> _Records from a collection_
• • • • •

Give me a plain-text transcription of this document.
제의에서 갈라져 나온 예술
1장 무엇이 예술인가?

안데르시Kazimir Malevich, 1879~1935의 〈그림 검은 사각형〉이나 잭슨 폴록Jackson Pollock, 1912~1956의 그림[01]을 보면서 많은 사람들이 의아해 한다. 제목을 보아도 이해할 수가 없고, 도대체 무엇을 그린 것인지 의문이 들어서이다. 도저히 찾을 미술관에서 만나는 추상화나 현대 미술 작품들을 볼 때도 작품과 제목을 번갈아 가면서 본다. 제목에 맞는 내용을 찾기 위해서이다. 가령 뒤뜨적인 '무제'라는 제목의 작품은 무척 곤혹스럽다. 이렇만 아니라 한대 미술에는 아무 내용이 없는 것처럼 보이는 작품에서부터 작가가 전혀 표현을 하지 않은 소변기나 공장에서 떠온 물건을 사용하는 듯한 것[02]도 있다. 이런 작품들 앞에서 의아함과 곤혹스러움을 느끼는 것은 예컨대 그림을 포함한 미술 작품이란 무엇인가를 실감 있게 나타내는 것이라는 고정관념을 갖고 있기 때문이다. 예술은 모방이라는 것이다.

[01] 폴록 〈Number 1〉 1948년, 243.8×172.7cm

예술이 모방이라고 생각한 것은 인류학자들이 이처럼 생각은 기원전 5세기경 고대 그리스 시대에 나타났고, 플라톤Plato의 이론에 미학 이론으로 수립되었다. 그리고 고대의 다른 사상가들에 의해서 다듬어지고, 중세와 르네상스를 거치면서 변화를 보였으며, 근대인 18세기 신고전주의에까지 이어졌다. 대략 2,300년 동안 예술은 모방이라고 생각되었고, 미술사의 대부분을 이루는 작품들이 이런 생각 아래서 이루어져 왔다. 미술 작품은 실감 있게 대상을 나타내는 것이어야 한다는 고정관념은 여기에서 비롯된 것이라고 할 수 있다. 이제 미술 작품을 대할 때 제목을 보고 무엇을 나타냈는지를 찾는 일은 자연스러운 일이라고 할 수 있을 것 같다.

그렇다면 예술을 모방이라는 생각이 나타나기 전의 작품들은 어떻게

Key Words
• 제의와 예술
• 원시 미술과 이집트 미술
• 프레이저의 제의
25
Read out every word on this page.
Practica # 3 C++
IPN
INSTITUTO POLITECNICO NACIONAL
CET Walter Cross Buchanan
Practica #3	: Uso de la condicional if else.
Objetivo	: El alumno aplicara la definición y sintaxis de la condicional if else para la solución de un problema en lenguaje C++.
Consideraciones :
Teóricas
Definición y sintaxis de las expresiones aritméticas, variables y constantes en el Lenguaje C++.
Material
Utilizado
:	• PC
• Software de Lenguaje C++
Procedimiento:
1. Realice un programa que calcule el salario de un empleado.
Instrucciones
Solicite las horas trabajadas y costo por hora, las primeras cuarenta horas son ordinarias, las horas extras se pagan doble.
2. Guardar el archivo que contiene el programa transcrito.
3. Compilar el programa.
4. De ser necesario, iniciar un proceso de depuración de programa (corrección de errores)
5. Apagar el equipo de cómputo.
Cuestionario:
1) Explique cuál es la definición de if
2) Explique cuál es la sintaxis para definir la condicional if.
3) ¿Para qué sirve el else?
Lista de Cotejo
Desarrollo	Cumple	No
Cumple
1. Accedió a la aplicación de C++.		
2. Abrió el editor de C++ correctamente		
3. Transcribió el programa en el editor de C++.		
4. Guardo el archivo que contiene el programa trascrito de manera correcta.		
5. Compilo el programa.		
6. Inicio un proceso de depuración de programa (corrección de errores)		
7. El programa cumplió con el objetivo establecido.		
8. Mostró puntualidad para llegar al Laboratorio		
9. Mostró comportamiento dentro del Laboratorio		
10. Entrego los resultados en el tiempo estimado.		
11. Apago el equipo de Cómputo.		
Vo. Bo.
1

• • • • •

Look over the listing. Pull out every line with the string "Practica" in it.

Practica # 3 C++
Practica #3	: Uso de la condicional if else.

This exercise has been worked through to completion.